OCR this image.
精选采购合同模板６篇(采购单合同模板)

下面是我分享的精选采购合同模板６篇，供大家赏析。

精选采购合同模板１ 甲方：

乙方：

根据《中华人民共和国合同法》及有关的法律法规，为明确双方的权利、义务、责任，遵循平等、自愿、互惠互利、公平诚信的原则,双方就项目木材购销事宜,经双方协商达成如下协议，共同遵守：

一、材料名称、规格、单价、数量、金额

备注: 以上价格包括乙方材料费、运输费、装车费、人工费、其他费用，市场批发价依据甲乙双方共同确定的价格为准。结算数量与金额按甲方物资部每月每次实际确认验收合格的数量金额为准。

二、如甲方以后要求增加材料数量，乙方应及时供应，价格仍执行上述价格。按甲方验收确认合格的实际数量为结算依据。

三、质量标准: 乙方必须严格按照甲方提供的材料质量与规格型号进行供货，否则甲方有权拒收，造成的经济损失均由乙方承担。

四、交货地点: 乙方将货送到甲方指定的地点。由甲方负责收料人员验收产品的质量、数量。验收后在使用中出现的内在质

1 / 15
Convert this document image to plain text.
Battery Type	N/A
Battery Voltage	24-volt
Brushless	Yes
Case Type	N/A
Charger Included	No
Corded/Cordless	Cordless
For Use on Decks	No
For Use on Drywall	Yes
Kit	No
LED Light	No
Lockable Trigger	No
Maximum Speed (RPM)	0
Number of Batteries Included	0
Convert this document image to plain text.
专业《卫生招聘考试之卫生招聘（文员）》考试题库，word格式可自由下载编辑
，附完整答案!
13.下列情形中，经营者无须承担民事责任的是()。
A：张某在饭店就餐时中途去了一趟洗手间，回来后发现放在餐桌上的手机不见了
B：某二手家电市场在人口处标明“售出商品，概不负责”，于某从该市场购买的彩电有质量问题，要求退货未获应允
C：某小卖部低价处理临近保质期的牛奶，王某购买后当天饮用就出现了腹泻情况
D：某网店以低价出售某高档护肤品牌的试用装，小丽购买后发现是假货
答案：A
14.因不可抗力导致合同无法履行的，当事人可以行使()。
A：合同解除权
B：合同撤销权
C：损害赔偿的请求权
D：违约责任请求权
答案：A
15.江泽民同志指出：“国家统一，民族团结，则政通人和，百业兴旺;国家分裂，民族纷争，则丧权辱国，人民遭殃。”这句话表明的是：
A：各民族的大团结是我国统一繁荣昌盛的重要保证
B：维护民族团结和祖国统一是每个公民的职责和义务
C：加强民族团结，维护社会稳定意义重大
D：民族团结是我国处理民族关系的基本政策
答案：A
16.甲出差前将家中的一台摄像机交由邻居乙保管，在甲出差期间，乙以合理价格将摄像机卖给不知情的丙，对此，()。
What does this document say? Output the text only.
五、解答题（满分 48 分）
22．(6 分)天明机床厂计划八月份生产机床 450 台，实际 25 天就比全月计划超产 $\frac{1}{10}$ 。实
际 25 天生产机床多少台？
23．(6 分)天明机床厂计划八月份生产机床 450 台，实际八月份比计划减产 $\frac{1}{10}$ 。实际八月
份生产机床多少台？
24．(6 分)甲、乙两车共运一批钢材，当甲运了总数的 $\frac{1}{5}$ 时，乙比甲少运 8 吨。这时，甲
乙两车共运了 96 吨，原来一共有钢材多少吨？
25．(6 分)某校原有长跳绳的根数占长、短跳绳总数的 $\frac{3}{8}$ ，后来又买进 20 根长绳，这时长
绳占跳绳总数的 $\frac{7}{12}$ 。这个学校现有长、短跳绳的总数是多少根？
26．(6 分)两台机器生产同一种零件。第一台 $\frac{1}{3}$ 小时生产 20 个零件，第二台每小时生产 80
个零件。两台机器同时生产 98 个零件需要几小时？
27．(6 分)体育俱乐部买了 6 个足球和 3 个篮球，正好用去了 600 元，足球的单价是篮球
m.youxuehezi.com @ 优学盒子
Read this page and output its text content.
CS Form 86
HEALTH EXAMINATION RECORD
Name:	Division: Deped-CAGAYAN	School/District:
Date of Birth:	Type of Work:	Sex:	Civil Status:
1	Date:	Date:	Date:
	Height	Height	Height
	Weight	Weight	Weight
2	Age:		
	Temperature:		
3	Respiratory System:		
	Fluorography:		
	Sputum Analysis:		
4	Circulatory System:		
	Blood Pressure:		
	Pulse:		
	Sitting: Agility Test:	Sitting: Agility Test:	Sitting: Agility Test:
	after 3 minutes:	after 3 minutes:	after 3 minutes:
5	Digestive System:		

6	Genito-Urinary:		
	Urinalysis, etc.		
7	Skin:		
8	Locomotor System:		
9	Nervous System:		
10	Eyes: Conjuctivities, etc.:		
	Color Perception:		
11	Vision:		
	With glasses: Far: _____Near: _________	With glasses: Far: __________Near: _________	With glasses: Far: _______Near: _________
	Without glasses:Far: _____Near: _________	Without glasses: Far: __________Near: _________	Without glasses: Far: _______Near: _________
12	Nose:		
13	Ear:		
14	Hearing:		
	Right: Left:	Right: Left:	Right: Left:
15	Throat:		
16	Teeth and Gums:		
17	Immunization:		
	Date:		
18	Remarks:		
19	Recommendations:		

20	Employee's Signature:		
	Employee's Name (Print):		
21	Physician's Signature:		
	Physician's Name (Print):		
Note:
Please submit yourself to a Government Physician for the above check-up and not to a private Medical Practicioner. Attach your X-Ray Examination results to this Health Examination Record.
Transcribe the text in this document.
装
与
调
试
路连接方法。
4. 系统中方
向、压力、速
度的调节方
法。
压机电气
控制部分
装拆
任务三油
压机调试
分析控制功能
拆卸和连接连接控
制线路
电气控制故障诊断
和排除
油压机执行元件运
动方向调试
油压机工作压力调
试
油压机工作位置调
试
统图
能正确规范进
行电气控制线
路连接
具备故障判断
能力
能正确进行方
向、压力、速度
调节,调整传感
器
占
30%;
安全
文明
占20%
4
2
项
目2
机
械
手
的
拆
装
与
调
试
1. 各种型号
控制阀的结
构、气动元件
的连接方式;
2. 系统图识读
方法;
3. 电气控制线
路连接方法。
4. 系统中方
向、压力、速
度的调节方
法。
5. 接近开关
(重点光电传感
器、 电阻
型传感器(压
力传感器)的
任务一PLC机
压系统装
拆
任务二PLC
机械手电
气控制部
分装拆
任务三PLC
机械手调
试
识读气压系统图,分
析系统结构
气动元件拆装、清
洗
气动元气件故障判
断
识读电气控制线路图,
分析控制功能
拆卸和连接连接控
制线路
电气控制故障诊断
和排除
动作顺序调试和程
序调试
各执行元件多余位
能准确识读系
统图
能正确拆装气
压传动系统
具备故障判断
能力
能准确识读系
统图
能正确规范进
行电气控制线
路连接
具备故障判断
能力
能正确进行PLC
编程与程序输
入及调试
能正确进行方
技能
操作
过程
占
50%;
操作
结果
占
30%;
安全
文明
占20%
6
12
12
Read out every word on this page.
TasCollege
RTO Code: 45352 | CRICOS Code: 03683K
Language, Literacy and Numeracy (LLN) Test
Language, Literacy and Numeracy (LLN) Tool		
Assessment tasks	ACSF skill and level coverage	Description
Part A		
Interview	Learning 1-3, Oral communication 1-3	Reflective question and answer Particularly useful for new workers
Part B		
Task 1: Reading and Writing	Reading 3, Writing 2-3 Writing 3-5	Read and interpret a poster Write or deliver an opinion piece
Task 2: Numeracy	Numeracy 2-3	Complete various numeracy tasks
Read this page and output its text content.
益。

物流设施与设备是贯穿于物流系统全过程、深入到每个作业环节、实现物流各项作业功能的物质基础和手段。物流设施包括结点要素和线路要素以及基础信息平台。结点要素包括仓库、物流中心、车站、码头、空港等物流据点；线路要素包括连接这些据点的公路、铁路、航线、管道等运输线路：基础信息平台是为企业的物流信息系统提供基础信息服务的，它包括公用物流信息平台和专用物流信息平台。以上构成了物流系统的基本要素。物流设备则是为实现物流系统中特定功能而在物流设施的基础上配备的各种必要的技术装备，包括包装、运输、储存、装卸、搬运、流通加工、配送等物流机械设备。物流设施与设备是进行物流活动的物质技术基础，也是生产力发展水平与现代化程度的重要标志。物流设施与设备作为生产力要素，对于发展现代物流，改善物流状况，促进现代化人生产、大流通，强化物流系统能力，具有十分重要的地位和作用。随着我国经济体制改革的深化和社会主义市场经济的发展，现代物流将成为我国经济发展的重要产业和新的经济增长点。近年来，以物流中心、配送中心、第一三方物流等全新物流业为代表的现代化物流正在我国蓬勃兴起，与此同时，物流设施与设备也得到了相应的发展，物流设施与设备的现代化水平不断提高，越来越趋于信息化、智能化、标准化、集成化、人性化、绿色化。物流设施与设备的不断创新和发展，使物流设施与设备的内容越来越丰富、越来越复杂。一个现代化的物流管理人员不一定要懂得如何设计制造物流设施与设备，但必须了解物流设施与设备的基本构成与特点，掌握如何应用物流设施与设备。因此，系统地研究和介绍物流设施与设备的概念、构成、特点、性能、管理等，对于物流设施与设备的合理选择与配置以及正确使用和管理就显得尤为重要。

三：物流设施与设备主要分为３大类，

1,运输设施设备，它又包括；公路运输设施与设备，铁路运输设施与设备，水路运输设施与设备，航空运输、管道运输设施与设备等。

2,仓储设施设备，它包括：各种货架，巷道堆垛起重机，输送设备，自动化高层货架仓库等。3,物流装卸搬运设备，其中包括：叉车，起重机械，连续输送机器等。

- - -

#### The request:
Report each line of the material above where the word "天明机床厂计划八月份生产机床" appears.

#### Finished exercise:
22．(6 分)天明机床厂计划八月份生产机床 450 台，实际 25 天就比全月计划超产 $\frac{1}{10}$ 。实
23．(6 分)天明机床厂计划八月份生产机床 450 台，实际八月份比计划减产 $\frac{1}{10}$ 。实际八月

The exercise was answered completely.